§ WHAT YOU HAVE TO DO: Repeat the whole listing exactly.
Start of MATERIAL PROVIDED
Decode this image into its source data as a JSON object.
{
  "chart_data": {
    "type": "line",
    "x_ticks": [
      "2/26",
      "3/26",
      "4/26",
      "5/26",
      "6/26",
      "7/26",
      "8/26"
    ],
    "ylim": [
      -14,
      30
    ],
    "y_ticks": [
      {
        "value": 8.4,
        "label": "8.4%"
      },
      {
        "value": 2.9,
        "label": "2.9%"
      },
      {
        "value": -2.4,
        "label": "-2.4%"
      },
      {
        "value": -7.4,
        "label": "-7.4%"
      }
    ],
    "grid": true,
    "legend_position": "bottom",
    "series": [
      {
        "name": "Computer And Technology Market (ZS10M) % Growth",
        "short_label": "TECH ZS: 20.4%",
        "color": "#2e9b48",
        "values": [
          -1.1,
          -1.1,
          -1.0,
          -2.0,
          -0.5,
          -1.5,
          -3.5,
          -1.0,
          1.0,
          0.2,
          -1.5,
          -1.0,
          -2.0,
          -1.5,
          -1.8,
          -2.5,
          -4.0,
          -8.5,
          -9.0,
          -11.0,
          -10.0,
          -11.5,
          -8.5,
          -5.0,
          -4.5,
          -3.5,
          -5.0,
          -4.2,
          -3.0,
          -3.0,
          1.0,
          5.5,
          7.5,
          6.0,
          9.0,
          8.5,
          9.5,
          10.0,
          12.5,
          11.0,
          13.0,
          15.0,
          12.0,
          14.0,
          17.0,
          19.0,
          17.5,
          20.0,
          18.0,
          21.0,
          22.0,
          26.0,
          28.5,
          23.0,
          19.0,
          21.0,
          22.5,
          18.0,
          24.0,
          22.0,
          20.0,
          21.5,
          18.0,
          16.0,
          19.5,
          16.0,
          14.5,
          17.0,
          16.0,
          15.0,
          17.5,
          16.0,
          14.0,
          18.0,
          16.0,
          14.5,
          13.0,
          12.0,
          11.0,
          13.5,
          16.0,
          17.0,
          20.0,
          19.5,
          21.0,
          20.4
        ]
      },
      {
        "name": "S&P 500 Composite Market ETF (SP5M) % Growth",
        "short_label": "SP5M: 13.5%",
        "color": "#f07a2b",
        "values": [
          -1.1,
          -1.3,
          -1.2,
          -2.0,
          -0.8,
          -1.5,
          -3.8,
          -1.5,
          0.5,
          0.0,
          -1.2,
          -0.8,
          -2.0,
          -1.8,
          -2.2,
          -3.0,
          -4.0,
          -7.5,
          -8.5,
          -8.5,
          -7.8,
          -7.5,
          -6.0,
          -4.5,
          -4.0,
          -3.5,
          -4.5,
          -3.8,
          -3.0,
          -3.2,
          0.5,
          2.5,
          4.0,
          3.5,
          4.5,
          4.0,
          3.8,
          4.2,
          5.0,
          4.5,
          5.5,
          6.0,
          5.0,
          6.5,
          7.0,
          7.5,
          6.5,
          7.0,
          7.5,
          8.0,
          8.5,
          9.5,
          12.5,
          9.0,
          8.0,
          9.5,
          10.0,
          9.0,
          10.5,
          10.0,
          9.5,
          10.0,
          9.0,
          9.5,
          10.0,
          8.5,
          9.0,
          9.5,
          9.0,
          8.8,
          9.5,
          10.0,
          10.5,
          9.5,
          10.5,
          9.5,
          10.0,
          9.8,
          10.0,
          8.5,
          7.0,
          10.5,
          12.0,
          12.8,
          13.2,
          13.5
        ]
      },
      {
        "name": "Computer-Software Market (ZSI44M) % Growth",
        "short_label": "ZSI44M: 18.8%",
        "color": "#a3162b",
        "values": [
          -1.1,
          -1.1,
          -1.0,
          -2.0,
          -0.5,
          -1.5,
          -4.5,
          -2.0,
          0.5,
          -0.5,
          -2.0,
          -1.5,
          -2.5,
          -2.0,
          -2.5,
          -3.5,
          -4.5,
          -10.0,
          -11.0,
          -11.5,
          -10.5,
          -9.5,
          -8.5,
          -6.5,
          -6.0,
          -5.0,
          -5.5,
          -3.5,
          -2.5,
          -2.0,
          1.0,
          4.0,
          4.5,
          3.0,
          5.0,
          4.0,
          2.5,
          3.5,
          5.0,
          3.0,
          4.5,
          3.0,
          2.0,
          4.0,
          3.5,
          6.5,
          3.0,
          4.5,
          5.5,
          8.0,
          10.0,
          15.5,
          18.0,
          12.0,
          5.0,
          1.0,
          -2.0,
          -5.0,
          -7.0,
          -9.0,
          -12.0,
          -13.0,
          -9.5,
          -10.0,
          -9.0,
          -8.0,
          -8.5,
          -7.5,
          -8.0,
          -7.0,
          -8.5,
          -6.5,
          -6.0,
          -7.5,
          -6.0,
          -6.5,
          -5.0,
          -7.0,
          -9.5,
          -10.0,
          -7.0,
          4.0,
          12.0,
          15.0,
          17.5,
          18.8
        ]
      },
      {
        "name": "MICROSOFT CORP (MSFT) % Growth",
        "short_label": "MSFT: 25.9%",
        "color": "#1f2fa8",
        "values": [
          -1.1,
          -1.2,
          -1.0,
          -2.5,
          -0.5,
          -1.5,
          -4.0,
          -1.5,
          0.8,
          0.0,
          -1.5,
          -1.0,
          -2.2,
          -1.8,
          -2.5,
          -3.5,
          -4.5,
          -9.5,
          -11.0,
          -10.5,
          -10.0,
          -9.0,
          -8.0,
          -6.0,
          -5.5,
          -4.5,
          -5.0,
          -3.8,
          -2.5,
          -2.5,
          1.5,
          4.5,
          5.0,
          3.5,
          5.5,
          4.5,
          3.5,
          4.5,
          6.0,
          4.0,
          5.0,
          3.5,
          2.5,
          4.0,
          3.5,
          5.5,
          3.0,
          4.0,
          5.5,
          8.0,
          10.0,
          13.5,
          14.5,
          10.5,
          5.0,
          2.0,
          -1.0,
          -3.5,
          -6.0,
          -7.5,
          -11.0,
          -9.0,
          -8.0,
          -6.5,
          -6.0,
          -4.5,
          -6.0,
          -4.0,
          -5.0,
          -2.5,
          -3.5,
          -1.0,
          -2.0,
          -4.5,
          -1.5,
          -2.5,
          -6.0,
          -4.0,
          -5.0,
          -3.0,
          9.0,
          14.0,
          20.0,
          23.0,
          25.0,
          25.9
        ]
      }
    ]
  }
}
End of MATERIAL PROVIDED
§ THE OUTPUT:
Decode this image into its source data as a JSON object.
{
  "chart_data": {
    "type": "line",
    "x_ticks": [
      "2/26",
      "3/26",
      "4/26",
      "5/26",
      "6/26",
      "7/26",
      "8/26"
    ],
    "ylim": [
      -14,
      30
    ],
    "y_ticks": [
      {
        "value": 8.4,
        "label": "8.4%"
      },
      {
        "value": 2.9,
        "label": "2.9%"
      },
      {
        "value": -2.4,
        "label": "-2.4%"
      },
      {
        "value": -7.4,
        "label": "-7.4%"
      }
    ],
    "grid": true,
    "legend_position": "bottom",
    "series": [
      {
        "name": "Computer And Technology Market (ZS10M) % Growth",
        "short_label": "TECH ZS: 20.4%",
        "color": "#2e9b48",
        "values": [
          -1.1,
          -1.1,
          -1.0,
          -2.0,
          -0.5,
          -1.5,
          -3.5,
          -1.0,
          1.0,
          0.2,
          -1.5,
          -1.0,
          -2.0,
          -1.5,
          -1.8,
          -2.5,
          -4.0,
          -8.5,
          -9.0,
          -11.0,
          -10.0,
          -11.5,
          -8.5,
          -5.0,
          -4.5,
          -3.5,
          -5.0,
          -4.2,
          -3.0,
          -3.0,
          1.0,
          5.5,
          7.5,
          6.0,
          9.0,
          8.5,
          9.5,
          10.0,
          12.5,
          11.0,
          13.0,
          15.0,
          12.0,
          14.0,
          17.0,
          19.0,
          17.5,
          20.0,
          18.0,
          21.0,
          22.0,
          26.0,
          28.5,
          23.0,
          19.0,
          21.0,
          22.5,
          18.0,
          24.0,
          22.0,
          20.0,
          21.5,
          18.0,
          16.0,
          19.5,
          16.0,
          14.5,
          17.0,
          16.0,
          15.0,
          17.5,
          16.0,
          14.0,
          18.0,
          16.0,
          14.5,
          13.0,
          12.0,
          11.0,
          13.5,
          16.0,
          17.0,
          20.0,
          19.5,
          21.0,
          20.4
        ]
      },
      {
        "name": "S&P 500 Composite Market ETF (SP5M) % Growth",
        "short_label": "SP5M: 13.5%",
        "color": "#f07a2b",
        "values": [
          -1.1,
          -1.3,
          -1.2,
          -2.0,
          -0.8,
          -1.5,
          -3.8,
          -1.5,
          0.5,
          0.0,
          -1.2,
          -0.8,
          -2.0,
          -1.8,
          -2.2,
          -3.0,
          -4.0,
          -7.5,
          -8.5,
          -8.5,
          -7.8,
          -7.5,
          -6.0,
          -4.5,
          -4.0,
          -3.5,
          -4.5,
          -3.8,
          -3.0,
          -3.2,
          0.5,
          2.5,
          4.0,
          3.5,
          4.5,
          4.0,
          3.8,
          4.2,
          5.0,
          4.5,
          5.5,
          6.0,
          5.0,
          6.5,
          7.0,
          7.5,
          6.5,
          7.0,
          7.5,
          8.0,
          8.5,
          9.5,
          12.5,
          9.0,
          8.0,
          9.5,
          10.0,
          9.0,
          10.5,
          10.0,
          9.5,
          10.0,
          9.0,
          9.5,
          10.0,
          8.5,
          9.0,
          9.5,
          9.0,
          8.8,
          9.5,
          10.0,
          10.5,
          9.5,
          10.5,
          9.5,
          10.0,
          9.8,
          10.0,
          8.5,
          7.0,
          10.5,
          12.0,
          12.8,
          13.2,
          13.5
        ]
      },
      {
        "name": "Computer-Software Market (ZSI44M) % Growth",
        "short_label": "ZSI44M: 18.8%",
        "color": "#a3162b",
        "values": [
          -1.1,
          -1.1,
          -1.0,
          -2.0,
          -0.5,
          -1.5,
          -4.5,
          -2.0,
          0.5,
          -0.5,
          -2.0,
          -1.5,
          -2.5,
          -2.0,
          -2.5,
          -3.5,
          -4.5,
          -10.0,
          -11.0,
          -11.5,
          -10.5,
          -9.5,
          -8.5,
          -6.5,
          -6.0,
          -5.0,
          -5.5,
          -3.5,
          -2.5,
          -2.0,
          1.0,
          4.0,
          4.5,
          3.0,
          5.0,
          4.0,
          2.5,
          3.5,
          5.0,
          3.0,
          4.5,
          3.0,
          2.0,
          4.0,
          3.5,
          6.5,
          3.0,
          4.5,
          5.5,
          8.0,
          10.0,
          15.5,
          18.0,
          12.0,
          5.0,
          1.0,
          -2.0,
          -5.0,
          -7.0,
          -9.0,
          -12.0,
          -13.0,
          -9.5,
          -10.0,
          -9.0,
          -8.0,
          -8.5,
          -7.5,
          -8.0,
          -7.0,
          -8.5,
          -6.5,
          -6.0,
          -7.5,
          -6.0,
          -6.5,
          -5.0,
          -7.0,
          -9.5,
          -10.0,
          -7.0,
          4.0,
          12.0,
          15.0,
          17.5,
          18.8
        ]
      },
      {
        "name": "MICROSOFT CORP (MSFT) % Growth",
        "short_label": "MSFT: 25.9%",
        "color": "#1f2fa8",
        "values": [
          -1.1,
          -1.2,
          -1.0,
          -2.5,
          -0.5,
          -1.5,
          -4.0,
          -1.5,
          0.8,
          0.0,
          -1.5,
          -1.0,
          -2.2,
          -1.8,
          -2.5,
          -3.5,
          -4.5,
          -9.5,
          -11.0,
          -10.5,
          -10.0,
          -9.0,
          -8.0,
          -6.0,
          -5.5,
          -4.5,
          -5.0,
          -3.8,
          -2.5,
          -2.5,
          1.5,
          4.5,
          5.0,
          3.5,
          5.5,
          4.5,
          3.5,
          4.5,
          6.0,
          4.0,
          5.0,
          3.5,
          2.5,
          4.0,
          3.5,
          5.5,
          3.0,
          4.0,
          5.5,
          8.0,
          10.0,
          13.5,
          14.5,
          10.5,
          5.0,
          2.0,
          -1.0,
          -3.5,
          -6.0,
          -7.5,
          -11.0,
          -9.0,
          -8.0,
          -6.5,
          -6.0,
          -4.5,
          -6.0,
          -4.0,
          -5.0,
          -2.5,
          -3.5,
          -1.0,
          -2.0,
          -4.5,
          -1.5,
          -2.5,
          -6.0,
          -4.0,
          -5.0,
          -3.0,
          9.0,
          14.0,
          20.0,
          23.0,
          25.0,
          25.9
        ]
      }
    ]
  }
}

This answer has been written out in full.